Lines of data:
────────
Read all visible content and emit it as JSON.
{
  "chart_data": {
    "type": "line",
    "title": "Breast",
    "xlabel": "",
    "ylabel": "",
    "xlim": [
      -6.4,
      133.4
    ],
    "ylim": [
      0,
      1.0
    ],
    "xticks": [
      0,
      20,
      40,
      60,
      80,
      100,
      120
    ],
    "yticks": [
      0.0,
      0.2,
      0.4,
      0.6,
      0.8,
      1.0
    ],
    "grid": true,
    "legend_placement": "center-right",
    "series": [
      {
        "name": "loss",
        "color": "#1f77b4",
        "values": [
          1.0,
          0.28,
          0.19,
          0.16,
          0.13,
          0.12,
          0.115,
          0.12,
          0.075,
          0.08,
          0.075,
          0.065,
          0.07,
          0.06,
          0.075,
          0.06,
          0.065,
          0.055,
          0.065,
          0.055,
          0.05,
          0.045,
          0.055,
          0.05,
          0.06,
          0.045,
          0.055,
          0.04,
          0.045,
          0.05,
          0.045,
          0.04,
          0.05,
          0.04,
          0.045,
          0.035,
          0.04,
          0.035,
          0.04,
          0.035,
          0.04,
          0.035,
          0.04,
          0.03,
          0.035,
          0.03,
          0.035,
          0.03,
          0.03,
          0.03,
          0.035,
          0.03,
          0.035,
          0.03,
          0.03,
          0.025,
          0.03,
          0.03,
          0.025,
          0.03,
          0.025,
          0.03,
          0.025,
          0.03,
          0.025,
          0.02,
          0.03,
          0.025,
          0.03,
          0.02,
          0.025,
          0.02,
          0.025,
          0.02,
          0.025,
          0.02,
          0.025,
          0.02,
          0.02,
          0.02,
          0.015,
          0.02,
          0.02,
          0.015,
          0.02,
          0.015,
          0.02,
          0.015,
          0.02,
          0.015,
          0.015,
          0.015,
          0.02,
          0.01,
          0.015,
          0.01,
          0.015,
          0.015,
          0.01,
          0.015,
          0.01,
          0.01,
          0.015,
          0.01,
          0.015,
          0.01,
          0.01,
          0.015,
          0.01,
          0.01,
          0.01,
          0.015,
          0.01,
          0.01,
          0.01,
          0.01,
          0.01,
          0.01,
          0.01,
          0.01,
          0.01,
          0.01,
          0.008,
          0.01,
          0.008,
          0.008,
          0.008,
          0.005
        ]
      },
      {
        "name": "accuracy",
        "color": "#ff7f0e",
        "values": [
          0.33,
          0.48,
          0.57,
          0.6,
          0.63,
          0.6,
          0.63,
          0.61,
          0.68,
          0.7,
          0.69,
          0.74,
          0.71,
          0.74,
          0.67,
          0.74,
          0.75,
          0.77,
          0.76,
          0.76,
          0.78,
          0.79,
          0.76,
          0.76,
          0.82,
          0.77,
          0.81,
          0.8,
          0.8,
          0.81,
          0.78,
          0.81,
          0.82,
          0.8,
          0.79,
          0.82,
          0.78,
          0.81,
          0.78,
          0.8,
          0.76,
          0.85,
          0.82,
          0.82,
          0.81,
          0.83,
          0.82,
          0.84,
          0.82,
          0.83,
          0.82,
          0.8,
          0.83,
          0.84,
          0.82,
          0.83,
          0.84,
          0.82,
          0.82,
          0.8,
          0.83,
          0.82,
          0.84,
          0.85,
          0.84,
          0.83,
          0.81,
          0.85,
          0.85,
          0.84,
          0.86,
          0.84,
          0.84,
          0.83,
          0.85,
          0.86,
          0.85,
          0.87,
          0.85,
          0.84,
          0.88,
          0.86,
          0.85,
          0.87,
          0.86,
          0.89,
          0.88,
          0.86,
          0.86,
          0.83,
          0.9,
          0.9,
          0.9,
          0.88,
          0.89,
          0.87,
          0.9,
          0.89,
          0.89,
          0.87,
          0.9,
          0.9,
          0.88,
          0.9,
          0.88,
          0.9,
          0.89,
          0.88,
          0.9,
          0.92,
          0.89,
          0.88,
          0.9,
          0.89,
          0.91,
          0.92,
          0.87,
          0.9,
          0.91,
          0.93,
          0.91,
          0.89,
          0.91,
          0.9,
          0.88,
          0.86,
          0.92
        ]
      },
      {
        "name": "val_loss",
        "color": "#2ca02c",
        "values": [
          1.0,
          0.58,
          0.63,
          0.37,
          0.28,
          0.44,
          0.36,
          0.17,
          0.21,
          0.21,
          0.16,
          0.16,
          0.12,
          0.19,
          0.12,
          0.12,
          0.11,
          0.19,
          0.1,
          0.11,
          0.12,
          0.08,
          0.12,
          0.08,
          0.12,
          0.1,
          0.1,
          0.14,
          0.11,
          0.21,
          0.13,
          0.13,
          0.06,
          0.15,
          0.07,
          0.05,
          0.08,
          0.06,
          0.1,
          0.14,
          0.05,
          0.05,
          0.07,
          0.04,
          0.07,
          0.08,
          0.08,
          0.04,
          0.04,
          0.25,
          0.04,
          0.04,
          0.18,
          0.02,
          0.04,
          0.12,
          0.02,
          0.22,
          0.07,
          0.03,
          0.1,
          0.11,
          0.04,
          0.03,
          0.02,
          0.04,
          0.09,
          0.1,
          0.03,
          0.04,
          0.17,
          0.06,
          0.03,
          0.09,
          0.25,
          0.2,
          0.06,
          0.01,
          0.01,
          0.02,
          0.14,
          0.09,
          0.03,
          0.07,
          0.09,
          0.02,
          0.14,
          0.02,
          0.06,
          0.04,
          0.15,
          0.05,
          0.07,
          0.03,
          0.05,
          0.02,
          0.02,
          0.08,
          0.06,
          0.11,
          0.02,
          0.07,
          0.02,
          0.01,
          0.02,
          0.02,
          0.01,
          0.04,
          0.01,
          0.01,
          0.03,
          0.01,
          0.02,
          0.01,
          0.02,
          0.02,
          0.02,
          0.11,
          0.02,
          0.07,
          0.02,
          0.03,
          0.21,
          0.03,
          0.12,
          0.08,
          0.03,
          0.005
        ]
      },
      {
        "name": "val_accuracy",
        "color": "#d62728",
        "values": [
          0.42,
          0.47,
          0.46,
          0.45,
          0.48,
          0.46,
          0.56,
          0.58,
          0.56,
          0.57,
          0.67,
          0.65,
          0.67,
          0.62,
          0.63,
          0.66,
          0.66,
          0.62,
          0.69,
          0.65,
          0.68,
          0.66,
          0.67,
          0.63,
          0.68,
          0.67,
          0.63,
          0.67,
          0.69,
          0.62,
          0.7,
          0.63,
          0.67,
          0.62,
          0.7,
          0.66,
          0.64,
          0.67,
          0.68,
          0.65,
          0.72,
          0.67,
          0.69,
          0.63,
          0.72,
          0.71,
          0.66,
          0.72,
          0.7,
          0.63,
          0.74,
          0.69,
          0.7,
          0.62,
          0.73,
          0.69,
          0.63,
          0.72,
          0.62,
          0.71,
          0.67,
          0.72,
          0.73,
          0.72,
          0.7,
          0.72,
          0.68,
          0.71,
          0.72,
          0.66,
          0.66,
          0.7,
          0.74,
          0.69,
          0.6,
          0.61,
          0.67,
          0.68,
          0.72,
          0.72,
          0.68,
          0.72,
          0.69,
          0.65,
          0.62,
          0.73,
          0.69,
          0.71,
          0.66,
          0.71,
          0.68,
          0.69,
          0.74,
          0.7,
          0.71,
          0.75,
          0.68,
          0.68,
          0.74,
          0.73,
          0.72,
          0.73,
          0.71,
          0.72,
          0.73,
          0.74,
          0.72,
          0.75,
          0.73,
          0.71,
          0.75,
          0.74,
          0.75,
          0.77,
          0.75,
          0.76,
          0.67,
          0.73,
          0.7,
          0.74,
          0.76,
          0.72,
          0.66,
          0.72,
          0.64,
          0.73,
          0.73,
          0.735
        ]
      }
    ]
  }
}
────────
Task to complete: Extract all the material, leaving every line as it is.

Solution to this exercise:
Read all visible content and emit it as JSON.
{
  "chart_data": {
    "type": "line",
    "title": "Breast",
    "xlabel": "",
    "ylabel": "",
    "xlim": [
      -6.4,
      133.4
    ],
    "ylim": [
      0,
      1.0
    ],
    "xticks": [
      0,
      20,
      40,
      60,
      80,
      100,
      120
    ],
    "yticks": [
      0.0,
      0.2,
      0.4,
      0.6,
      0.8,
      1.0
    ],
    "grid": true,
    "legend_placement": "center-right",
    "series": [
      {
        "name": "loss",
        "color": "#1f77b4",
        "values": [
          1.0,
          0.28,
          0.19,
          0.16,
          0.13,
          0.12,
          0.115,
          0.12,
          0.075,
          0.08,
          0.075,
          0.065,
          0.07,
          0.06,
          0.075,
          0.06,
          0.065,
          0.055,
          0.065,
          0.055,
          0.05,
          0.045,
          0.055,
          0.05,
          0.06,
          0.045,
          0.055,
          0.04,
          0.045,
          0.05,
          0.045,
          0.04,
          0.05,
          0.04,
          0.045,
          0.035,
          0.04,
          0.035,
          0.04,
          0.035,
          0.04,
          0.035,
          0.04,
          0.03,
          0.035,
          0.03,
          0.035,
          0.03,
          0.03,
          0.03,
          0.035,
          0.03,
          0.035,
          0.03,
          0.03,
          0.025,
          0.03,
          0.03,
          0.025,
          0.03,
          0.025,
          0.03,
          0.025,
          0.03,
          0.025,
          0.02,
          0.03,
          0.025,
          0.03,
          0.02,
          0.025,
          0.02,
          0.025,
          0.02,
          0.025,
          0.02,
          0.025,
          0.02,
          0.02,
          0.02,
          0.015,
          0.02,
          0.02,
          0.015,
          0.02,
          0.015,
          0.02,
          0.015,
          0.02,
          0.015,
          0.015,
          0.015,
          0.02,
          0.01,
          0.015,
          0.01,
          0.015,
          0.015,
          0.01,
          0.015,
          0.01,
          0.01,
          0.015,
          0.01,
          0.015,
          0.01,
          0.01,
          0.015,
          0.01,
          0.01,
          0.01,
          0.015,
          0.01,
          0.01,
          0.01,
          0.01,
          0.01,
          0.01,
          0.01,
          0.01,
          0.01,
          0.01,
          0.008,
          0.01,
          0.008,
          0.008,
          0.008,
          0.005
        ]
      },
      {
        "name": "accuracy",
        "color": "#ff7f0e",
        "values": [
          0.33,
          0.48,
          0.57,
          0.6,
          0.63,
          0.6,
          0.63,
          0.61,
          0.68,
          0.7,
          0.69,
          0.74,
          0.71,
          0.74,
          0.67,
          0.74,
          0.75,
          0.77,
          0.76,
          0.76,
          0.78,
          0.79,
          0.76,
          0.76,
          0.82,
          0.77,
          0.81,
          0.8,
          0.8,
          0.81,
          0.78,
          0.81,
          0.82,
          0.8,
          0.79,
          0.82,
          0.78,
          0.81,
          0.78,
          0.8,
          0.76,
          0.85,
          0.82,
          0.82,
          0.81,
          0.83,
          0.82,
          0.84,
          0.82,
          0.83,
          0.82,
          0.8,
          0.83,
          0.84,
          0.82,
          0.83,
          0.84,
          0.82,
          0.82,
          0.8,
          0.83,
          0.82,
          0.84,
          0.85,
          0.84,
          0.83,
          0.81,
          0.85,
          0.85,
          0.84,
          0.86,
          0.84,
          0.84,
          0.83,
          0.85,
          0.86,
          0.85,
          0.87,
          0.85,
          0.84,
          0.88,
          0.86,
          0.85,
          0.87,
          0.86,
          0.89,
          0.88,
          0.86,
          0.86,
          0.83,
          0.9,
          0.9,
          0.9,
          0.88,
          0.89,
          0.87,
          0.9,
          0.89,
          0.89,
          0.87,
          0.9,
          0.9,
          0.88,
          0.9,
          0.88,
          0.9,
          0.89,
          0.88,
          0.9,
          0.92,
          0.89,
          0.88,
          0.9,
          0.89,
          0.91,
          0.92,
          0.87,
          0.9,
          0.91,
          0.93,
          0.91,
          0.89,
          0.91,
          0.9,
          0.88,
          0.86,
          0.92
        ]
      },
      {
        "name": "val_loss",
        "color": "#2ca02c",
        "values": [
          1.0,
          0.58,
          0.63,
          0.37,
          0.28,
          0.44,
          0.36,
          0.17,
          0.21,
          0.21,
          0.16,
          0.16,
          0.12,
          0.19,
          0.12,
          0.12,
          0.11,
          0.19,
          0.1,
          0.11,
          0.12,
          0.08,
          0.12,
          0.08,
          0.12,
          0.1,
          0.1,
          0.14,
          0.11,
          0.21,
          0.13,
          0.13,
          0.06,
          0.15,
          0.07,
          0.05,
          0.08,
          0.06,
          0.1,
          0.14,
          0.05,
          0.05,
          0.07,
          0.04,
          0.07,
          0.08,
          0.08,
          0.04,
          0.04,
          0.25,
          0.04,
          0.04,
          0.18,
          0.02,
          0.04,
          0.12,
          0.02,
          0.22,
          0.07,
          0.03,
          0.1,
          0.11,
          0.04,
          0.03,
          0.02,
          0.04,
          0.09,
          0.1,
          0.03,
          0.04,
          0.17,
          0.06,
          0.03,
          0.09,
          0.25,
          0.2,
          0.06,
          0.01,
          0.01,
          0.02,
          0.14,
          0.09,
          0.03,
          0.07,
          0.09,
          0.02,
          0.14,
          0.02,
          0.06,
          0.04,
          0.15,
          0.05,
          0.07,
          0.03,
          0.05,
          0.02,
          0.02,
          0.08,
          0.06,
          0.11,
          0.02,
          0.07,
          0.02,
          0.01,
          0.02,
          0.02,
          0.01,
          0.04,
          0.01,
          0.01,
          0.03,
          0.01,
          0.02,
          0.01,
          0.02,
          0.02,
          0.02,
          0.11,
          0.02,
          0.07,
          0.02,
          0.03,
          0.21,
          0.03,
          0.12,
          0.08,
          0.03,
          0.005
        ]
      },
      {
        "name": "val_accuracy",
        "color": "#d62728",
        "values": [
          0.42,
          0.47,
          0.46,
          0.45,
          0.48,
          0.46,
          0.56,
          0.58,
          0.56,
          0.57,
          0.67,
          0.65,
          0.67,
          0.62,
          0.63,
          0.66,
          0.66,
          0.62,
          0.69,
          0.65,
          0.68,
          0.66,
          0.67,
          0.63,
          0.68,
          0.67,
          0.63,
          0.67,
          0.69,
          0.62,
          0.7,
          0.63,
          0.67,
          0.62,
          0.7,
          0.66,
          0.64,
          0.67,
          0.68,
          0.65,
          0.72,
          0.67,
          0.69,
          0.63,
          0.72,
          0.71,
          0.66,
          0.72,
          0.7,
          0.63,
          0.74,
          0.69,
          0.7,
          0.62,
          0.73,
          0.69,
          0.63,
          0.72,
          0.62,
          0.71,
          0.67,
          0.72,
          0.73,
          0.72,
          0.7,
          0.72,
          0.68,
          0.71,
          0.72,
          0.66,
          0.66,
          0.7,
          0.74,
          0.69,
          0.6,
          0.61,
          0.67,
          0.68,
          0.72,
          0.72,
          0.68,
          0.72,
          0.69,
          0.65,
          0.62,
          0.73,
          0.69,
          0.71,
          0.66,
          0.71,
          0.68,
          0.69,
          0.74,
          0.7,
          0.71,
          0.75,
          0.68,
          0.68,
          0.74,
          0.73,
          0.72,
          0.73,
          0.71,
          0.72,
          0.73,
          0.74,
          0.72,
          0.75,
          0.73,
          0.71,
          0.75,
          0.74,
          0.75,
          0.77,
          0.75,
          0.76,
          0.67,
          0.73,
          0.7,
          0.74,
          0.76,
          0.72,
          0.66,
          0.72,
          0.64,
          0.73,
          0.73,
          0.735
        ]
      }
    ]
  }
}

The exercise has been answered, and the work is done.